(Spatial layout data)
○ ○ ○ ○

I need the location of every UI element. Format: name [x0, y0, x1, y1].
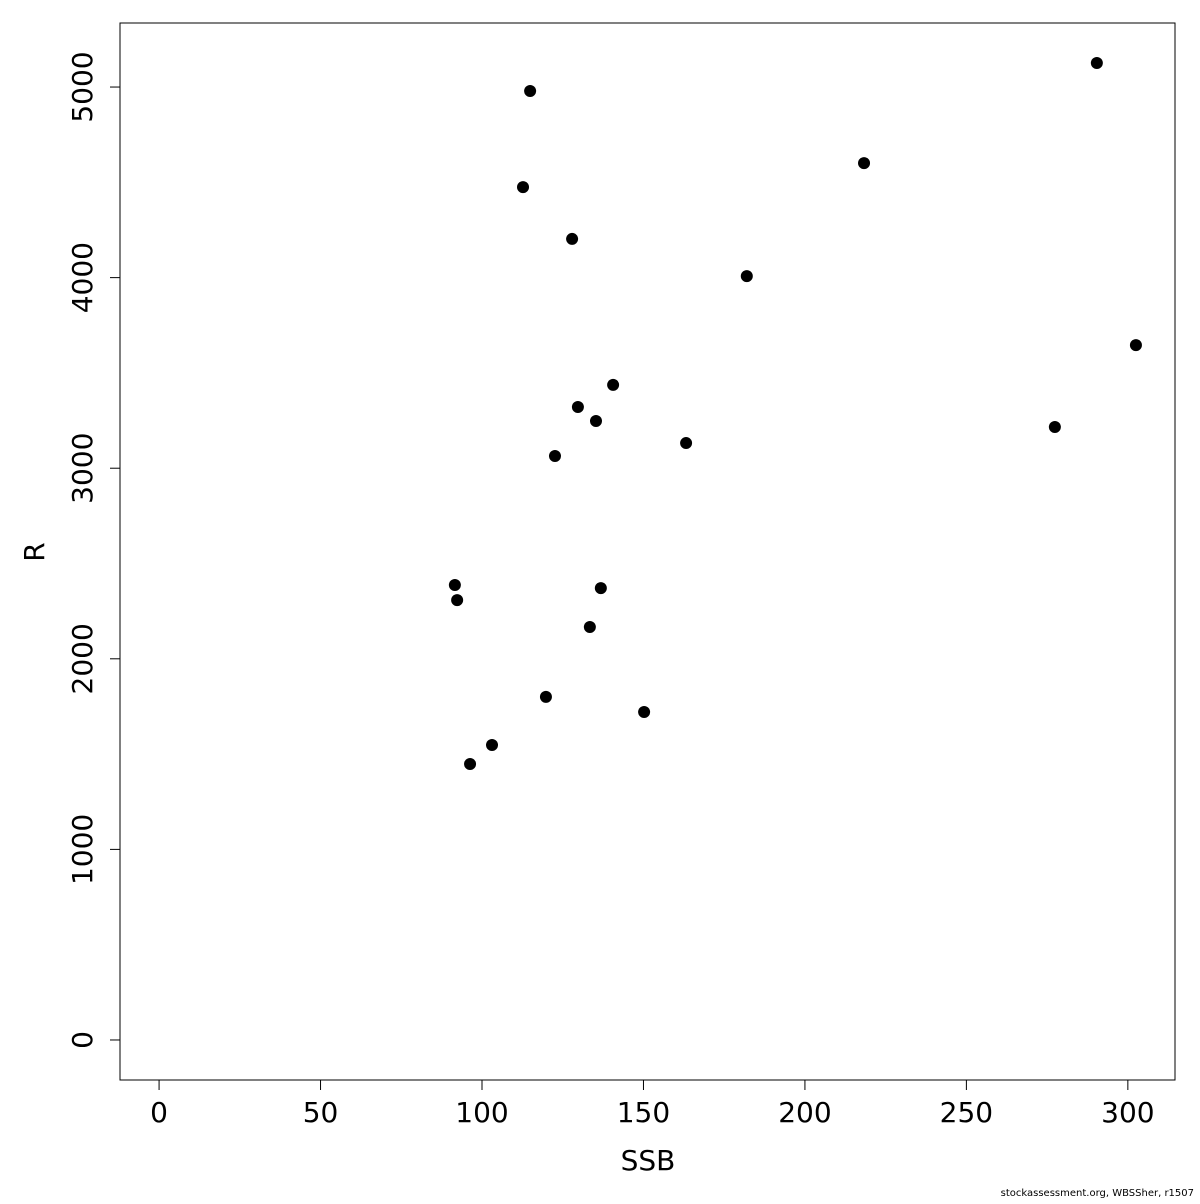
point	[539, 690, 552, 703]
point	[607, 378, 620, 391]
y-tick-label: 5000	[66, 51, 99, 122]
x-tick-label: 50	[303, 1096, 339, 1129]
y-tick-label: 1000	[66, 814, 99, 885]
y-tick-label: 3000	[66, 433, 99, 504]
point	[589, 414, 602, 427]
y-tick-label: 4000	[66, 242, 99, 313]
x-axis-label: SSB	[621, 1144, 676, 1177]
x-tick-label: 150	[617, 1096, 670, 1129]
y-axis-label: R	[18, 542, 51, 561]
point	[448, 579, 461, 592]
point	[583, 620, 596, 633]
point	[594, 582, 607, 595]
point	[571, 401, 584, 414]
point	[638, 705, 651, 718]
point	[1090, 57, 1103, 70]
point	[566, 232, 579, 245]
point	[517, 181, 530, 194]
x-tick-label: 0	[150, 1096, 168, 1129]
point	[858, 157, 871, 170]
x-tick-label: 300	[1101, 1096, 1154, 1129]
x-tick-label: 200	[778, 1096, 831, 1129]
point	[486, 738, 499, 751]
y-tick-label: 0	[66, 1031, 99, 1049]
point	[680, 437, 693, 450]
point	[1048, 421, 1061, 434]
point	[1129, 339, 1142, 352]
x-tick-label: 250	[940, 1096, 993, 1129]
point	[548, 450, 561, 463]
point	[524, 85, 537, 98]
point	[451, 594, 464, 607]
x-tick-label: 100	[455, 1096, 508, 1129]
y-tick-label: 2000	[66, 623, 99, 694]
point	[740, 270, 753, 283]
footer: stockassessment.org, WBSSher, r1507	[1001, 1188, 1194, 1199]
point	[464, 758, 477, 771]
plot-frame	[119, 22, 1176, 1081]
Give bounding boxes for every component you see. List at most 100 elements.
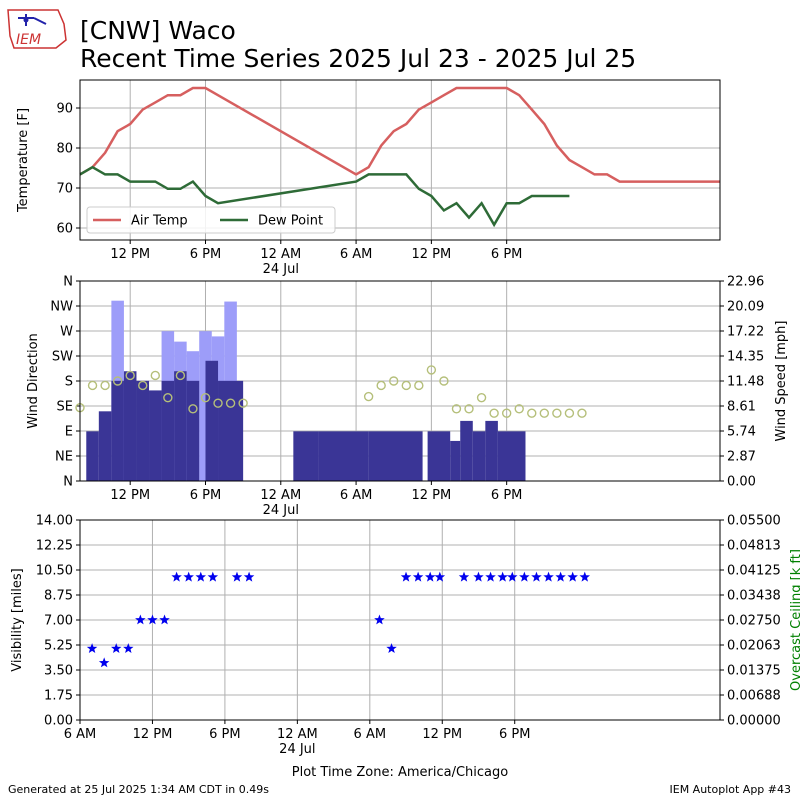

○ ○ ○ ○

### [Problem details]
Render the lines between the one containing "690, 552, 703]" and the one containing "582, 607, 595]", inclusive, as a numbered list, leaving out any blank lines.

### [Response]
1. point	[539, 690, 552, 703]
2. point	[607, 378, 620, 391]
3. y-tick-label: 5000	[66, 51, 99, 122]
4. x-tick-label: 50	[303, 1096, 339, 1129]
5. y-tick-label: 1000	[66, 814, 99, 885]
6. y-tick-label: 3000	[66, 433, 99, 504]
7. point	[589, 414, 602, 427]
8. y-tick-label: 4000	[66, 242, 99, 313]
9. x-axis-label: SSB	[621, 1144, 676, 1177]
10. x-tick-label: 150	[617, 1096, 670, 1129]
11. y-axis-label: R	[18, 542, 51, 561]
12. point	[448, 579, 461, 592]
13. point	[583, 620, 596, 633]
14. point	[594, 582, 607, 595]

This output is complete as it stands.